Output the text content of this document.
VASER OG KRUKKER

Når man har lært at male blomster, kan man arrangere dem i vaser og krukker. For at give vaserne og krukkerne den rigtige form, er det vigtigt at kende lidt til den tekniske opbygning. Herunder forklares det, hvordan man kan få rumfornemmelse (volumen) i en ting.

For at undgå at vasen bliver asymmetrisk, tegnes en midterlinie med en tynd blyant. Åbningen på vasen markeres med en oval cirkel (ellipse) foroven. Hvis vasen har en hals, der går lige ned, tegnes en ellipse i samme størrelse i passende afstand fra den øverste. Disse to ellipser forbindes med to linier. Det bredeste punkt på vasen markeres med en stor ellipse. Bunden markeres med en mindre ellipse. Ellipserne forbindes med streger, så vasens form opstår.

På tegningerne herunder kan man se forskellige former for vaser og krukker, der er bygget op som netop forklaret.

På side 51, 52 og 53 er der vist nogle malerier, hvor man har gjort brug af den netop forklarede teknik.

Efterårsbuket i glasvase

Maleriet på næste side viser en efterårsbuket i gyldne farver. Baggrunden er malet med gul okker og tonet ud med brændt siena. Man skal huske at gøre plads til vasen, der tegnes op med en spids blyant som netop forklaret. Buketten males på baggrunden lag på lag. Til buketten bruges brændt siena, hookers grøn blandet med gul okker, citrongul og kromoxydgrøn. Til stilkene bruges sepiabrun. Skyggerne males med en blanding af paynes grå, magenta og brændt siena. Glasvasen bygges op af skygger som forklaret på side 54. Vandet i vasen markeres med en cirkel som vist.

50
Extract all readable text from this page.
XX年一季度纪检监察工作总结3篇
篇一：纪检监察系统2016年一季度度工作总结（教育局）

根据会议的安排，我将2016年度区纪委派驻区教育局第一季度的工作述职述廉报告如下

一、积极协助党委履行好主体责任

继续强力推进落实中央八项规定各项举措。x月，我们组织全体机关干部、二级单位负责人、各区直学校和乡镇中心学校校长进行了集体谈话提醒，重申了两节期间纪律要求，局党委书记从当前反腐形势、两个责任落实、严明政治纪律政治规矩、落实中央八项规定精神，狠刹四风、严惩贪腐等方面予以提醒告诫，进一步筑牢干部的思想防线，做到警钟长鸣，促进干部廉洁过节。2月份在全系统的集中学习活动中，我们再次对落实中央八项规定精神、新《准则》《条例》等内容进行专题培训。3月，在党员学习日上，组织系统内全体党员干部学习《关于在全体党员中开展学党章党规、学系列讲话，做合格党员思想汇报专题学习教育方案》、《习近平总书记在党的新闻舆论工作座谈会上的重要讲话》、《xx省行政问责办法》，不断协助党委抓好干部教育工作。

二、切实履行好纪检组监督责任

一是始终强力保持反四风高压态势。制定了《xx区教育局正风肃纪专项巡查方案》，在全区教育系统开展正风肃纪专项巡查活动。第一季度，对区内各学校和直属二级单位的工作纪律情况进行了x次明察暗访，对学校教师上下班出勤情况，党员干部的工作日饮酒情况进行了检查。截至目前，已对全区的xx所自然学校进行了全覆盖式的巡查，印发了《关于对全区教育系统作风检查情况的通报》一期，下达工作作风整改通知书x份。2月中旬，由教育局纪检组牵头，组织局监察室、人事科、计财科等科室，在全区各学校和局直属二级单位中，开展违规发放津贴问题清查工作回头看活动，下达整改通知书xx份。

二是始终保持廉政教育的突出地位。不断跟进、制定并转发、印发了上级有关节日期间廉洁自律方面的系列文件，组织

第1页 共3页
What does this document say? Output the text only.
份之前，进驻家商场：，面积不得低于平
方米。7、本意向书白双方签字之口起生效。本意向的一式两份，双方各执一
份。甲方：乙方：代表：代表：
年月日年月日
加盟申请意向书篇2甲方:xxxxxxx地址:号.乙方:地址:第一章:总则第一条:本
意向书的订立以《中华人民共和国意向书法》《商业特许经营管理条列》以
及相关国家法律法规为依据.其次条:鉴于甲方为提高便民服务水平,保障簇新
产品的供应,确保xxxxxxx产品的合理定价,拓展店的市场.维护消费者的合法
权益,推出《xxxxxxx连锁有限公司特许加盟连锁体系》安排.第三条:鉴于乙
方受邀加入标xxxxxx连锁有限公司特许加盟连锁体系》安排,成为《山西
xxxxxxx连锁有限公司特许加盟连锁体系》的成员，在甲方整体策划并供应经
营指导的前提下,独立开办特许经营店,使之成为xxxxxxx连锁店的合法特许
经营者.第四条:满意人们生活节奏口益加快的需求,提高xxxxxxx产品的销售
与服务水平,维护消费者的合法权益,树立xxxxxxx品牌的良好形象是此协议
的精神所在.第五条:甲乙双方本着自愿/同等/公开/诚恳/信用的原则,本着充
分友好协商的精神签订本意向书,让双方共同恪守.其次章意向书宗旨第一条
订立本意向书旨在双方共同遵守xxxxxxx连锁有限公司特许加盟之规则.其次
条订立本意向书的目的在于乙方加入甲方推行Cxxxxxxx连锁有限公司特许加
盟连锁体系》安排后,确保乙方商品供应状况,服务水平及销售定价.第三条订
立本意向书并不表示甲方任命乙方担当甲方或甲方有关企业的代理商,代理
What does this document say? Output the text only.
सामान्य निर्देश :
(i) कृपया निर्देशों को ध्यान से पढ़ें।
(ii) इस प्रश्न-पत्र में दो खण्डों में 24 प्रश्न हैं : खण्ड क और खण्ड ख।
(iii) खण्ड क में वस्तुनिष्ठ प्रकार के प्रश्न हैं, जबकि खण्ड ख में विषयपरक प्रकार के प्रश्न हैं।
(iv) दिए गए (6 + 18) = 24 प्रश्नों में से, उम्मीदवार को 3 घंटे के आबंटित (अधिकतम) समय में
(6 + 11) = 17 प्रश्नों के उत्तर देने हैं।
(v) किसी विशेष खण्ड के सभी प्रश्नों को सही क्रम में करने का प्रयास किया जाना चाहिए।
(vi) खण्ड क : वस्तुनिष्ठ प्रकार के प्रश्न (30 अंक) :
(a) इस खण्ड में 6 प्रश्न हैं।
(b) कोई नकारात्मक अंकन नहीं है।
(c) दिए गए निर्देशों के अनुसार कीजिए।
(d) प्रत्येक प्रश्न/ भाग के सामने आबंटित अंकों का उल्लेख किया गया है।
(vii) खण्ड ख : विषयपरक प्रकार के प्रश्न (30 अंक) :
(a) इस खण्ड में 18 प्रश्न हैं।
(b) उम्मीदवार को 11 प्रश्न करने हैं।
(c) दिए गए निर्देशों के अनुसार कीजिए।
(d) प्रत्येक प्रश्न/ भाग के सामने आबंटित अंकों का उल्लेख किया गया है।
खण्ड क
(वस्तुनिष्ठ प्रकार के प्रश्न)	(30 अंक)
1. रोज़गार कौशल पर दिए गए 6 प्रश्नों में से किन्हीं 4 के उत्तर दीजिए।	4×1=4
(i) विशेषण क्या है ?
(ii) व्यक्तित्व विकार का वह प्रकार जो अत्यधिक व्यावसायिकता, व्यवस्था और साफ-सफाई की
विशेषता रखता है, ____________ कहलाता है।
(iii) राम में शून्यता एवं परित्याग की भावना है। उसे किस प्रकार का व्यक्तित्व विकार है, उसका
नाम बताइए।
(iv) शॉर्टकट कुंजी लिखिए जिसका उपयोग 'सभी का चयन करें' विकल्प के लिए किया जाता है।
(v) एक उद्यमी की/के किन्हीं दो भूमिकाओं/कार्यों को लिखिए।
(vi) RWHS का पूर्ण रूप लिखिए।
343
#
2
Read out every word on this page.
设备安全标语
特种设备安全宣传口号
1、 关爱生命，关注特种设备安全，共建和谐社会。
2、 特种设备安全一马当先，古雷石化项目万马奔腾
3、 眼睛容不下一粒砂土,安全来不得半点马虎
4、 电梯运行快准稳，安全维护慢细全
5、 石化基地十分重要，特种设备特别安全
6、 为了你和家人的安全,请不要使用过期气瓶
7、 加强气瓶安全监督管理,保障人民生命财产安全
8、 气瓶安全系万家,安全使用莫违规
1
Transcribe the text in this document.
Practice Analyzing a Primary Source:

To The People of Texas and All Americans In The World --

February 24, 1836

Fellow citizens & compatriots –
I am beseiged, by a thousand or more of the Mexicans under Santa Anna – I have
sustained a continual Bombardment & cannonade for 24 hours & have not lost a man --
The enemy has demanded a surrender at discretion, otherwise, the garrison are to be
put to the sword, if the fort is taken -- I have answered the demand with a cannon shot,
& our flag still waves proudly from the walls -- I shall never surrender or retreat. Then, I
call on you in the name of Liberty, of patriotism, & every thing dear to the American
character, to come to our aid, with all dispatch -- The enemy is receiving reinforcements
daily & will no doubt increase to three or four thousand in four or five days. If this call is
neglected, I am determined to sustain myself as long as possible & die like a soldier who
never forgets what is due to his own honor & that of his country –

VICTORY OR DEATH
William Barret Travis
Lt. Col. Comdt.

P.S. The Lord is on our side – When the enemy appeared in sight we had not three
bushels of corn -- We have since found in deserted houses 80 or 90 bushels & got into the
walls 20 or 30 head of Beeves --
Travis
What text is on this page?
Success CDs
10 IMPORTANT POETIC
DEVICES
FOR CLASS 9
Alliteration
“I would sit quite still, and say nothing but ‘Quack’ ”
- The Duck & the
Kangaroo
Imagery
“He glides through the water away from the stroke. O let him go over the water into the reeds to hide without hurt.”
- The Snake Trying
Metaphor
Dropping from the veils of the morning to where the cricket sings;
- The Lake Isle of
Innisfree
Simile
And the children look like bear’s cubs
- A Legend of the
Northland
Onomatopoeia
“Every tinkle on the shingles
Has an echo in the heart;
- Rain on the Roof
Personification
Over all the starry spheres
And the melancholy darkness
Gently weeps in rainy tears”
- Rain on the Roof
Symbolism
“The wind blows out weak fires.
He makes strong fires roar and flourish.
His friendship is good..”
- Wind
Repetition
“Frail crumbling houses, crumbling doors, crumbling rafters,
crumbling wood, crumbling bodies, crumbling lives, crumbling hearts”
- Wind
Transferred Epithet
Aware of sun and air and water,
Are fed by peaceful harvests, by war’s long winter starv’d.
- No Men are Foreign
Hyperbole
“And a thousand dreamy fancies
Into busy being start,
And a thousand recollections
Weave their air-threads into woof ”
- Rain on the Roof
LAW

- _Exercise aim_
Copy out every line in the entries above that holds "vasen".

- _Task result_
For at undgå at vasen bliver asymmetrisk, tegnes en midterlinie med en tynd blyant. Åbningen på vasen markeres med en oval cirkel (ellipse) foroven. Hvis vasen har en hals, der går lige ned, tegnes en ellipse i samme størrelse i passende afstand fra den øverste. Disse to ellipser forbindes med to linier. Det bredeste punkt på vasen markeres med en stor ellipse. Bunden markeres med en mindre ellipse. Ellipserne forbindes med streger, så vasens form opstår.
Maleriet på næste side viser en efterårsbuket i gyldne farver. Baggrunden er malet med gul okker og tonet ud med brændt siena. Man skal huske at gøre plads til vasen, der tegnes op med en spids blyant som netop forklaret. Buketten males på baggrunden lag på lag. Til buketten bruges brændt siena, hookers grøn blandet med gul okker, citrongul og kromoxydgrøn. Til stilkene bruges sepiabrun. Skyggerne males med en blanding af paynes grå, magenta og brændt siena. Glasvasen bygges op af skygger som forklaret på side 54. Vandet i vasen markeres med en cirkel som vist.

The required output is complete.